[Entries from a dataset]
....
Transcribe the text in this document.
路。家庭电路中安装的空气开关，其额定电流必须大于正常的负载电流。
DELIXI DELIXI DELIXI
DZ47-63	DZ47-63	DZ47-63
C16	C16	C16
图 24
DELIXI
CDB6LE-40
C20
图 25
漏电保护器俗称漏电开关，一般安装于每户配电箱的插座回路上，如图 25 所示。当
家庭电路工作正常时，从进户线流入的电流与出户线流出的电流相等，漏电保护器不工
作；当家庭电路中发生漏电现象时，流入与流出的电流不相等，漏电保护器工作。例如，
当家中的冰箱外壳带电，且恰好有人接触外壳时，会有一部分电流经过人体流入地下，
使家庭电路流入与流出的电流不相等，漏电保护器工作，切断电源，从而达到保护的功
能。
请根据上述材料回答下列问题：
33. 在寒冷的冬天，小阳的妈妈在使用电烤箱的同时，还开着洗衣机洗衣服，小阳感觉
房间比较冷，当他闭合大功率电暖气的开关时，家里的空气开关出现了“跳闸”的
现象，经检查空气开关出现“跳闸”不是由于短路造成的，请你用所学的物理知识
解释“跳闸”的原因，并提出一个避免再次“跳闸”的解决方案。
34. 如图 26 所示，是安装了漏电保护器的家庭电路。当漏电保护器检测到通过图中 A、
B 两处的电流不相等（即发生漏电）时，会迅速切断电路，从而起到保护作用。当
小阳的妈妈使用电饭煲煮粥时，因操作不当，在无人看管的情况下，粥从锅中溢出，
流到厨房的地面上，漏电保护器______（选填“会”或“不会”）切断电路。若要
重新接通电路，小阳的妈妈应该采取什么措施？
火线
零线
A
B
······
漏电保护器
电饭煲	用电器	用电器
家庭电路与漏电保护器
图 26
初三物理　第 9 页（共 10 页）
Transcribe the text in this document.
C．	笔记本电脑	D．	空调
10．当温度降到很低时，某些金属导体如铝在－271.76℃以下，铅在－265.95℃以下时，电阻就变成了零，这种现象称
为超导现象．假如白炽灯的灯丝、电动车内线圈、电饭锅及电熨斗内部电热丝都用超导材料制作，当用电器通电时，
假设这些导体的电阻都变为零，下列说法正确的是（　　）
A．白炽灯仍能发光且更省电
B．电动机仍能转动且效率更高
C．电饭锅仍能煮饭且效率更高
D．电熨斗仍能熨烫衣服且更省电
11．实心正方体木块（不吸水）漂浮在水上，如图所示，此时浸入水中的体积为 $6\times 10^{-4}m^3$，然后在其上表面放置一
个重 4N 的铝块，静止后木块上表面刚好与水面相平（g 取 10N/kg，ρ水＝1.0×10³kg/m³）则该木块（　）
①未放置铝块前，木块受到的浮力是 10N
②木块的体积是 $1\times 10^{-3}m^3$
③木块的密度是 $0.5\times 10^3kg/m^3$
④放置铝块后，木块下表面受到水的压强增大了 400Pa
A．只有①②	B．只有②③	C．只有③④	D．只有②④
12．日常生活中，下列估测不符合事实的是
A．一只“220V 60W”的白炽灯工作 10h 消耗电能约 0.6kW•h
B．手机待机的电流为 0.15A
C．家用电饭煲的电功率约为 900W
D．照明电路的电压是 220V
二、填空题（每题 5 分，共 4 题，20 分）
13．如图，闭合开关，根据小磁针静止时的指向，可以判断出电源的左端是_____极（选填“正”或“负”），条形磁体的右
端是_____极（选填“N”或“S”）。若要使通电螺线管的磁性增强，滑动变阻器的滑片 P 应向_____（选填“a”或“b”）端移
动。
....
-- What is needed --
Copy out all the entries shown above, character for character.

-- Result --
Transcribe the text in this document.
路。家庭电路中安装的空气开关，其额定电流必须大于正常的负载电流。
DELIXI DELIXI DELIXI
DZ47-63	DZ47-63	DZ47-63
C16	C16	C16
图 24
DELIXI
CDB6LE-40
C20
图 25
漏电保护器俗称漏电开关，一般安装于每户配电箱的插座回路上，如图 25 所示。当
家庭电路工作正常时，从进户线流入的电流与出户线流出的电流相等，漏电保护器不工
作；当家庭电路中发生漏电现象时，流入与流出的电流不相等，漏电保护器工作。例如，
当家中的冰箱外壳带电，且恰好有人接触外壳时，会有一部分电流经过人体流入地下，
使家庭电路流入与流出的电流不相等，漏电保护器工作，切断电源，从而达到保护的功
能。
请根据上述材料回答下列问题：
33. 在寒冷的冬天，小阳的妈妈在使用电烤箱的同时，还开着洗衣机洗衣服，小阳感觉
房间比较冷，当他闭合大功率电暖气的开关时，家里的空气开关出现了“跳闸”的
现象，经检查空气开关出现“跳闸”不是由于短路造成的，请你用所学的物理知识
解释“跳闸”的原因，并提出一个避免再次“跳闸”的解决方案。
34. 如图 26 所示，是安装了漏电保护器的家庭电路。当漏电保护器检测到通过图中 A、
B 两处的电流不相等（即发生漏电）时，会迅速切断电路，从而起到保护作用。当
小阳的妈妈使用电饭煲煮粥时，因操作不当，在无人看管的情况下，粥从锅中溢出，
流到厨房的地面上，漏电保护器______（选填“会”或“不会”）切断电路。若要
重新接通电路，小阳的妈妈应该采取什么措施？
火线
零线
A
B
······
漏电保护器
电饭煲	用电器	用电器
家庭电路与漏电保护器
图 26
初三物理　第 9 页（共 10 页）
Transcribe the text in this document.
C．	笔记本电脑	D．	空调
10．当温度降到很低时，某些金属导体如铝在－271.76℃以下，铅在－265.95℃以下时，电阻就变成了零，这种现象称
为超导现象．假如白炽灯的灯丝、电动车内线圈、电饭锅及电熨斗内部电热丝都用超导材料制作，当用电器通电时，
假设这些导体的电阻都变为零，下列说法正确的是（　　）
A．白炽灯仍能发光且更省电
B．电动机仍能转动且效率更高
C．电饭锅仍能煮饭且效率更高
D．电熨斗仍能熨烫衣服且更省电
11．实心正方体木块（不吸水）漂浮在水上，如图所示，此时浸入水中的体积为 $6\times 10^{-4}m^3$，然后在其上表面放置一
个重 4N 的铝块，静止后木块上表面刚好与水面相平（g 取 10N/kg，ρ水＝1.0×10³kg/m³）则该木块（　）
①未放置铝块前，木块受到的浮力是 10N
②木块的体积是 $1\times 10^{-3}m^3$
③木块的密度是 $0.5\times 10^3kg/m^3$
④放置铝块后，木块下表面受到水的压强增大了 400Pa
A．只有①②	B．只有②③	C．只有③④	D．只有②④
12．日常生活中，下列估测不符合事实的是
A．一只“220V 60W”的白炽灯工作 10h 消耗电能约 0.6kW•h
B．手机待机的电流为 0.15A
C．家用电饭煲的电功率约为 900W
D．照明电路的电压是 220V
二、填空题（每题 5 分，共 4 题，20 分）
13．如图，闭合开关，根据小磁针静止时的指向，可以判断出电源的左端是_____极（选填“正”或“负”），条形磁体的右
端是_____极（选填“N”或“S”）。若要使通电螺线管的磁性增强，滑动变阻器的滑片 P 应向_____（选填“a”或“b”）端移
动。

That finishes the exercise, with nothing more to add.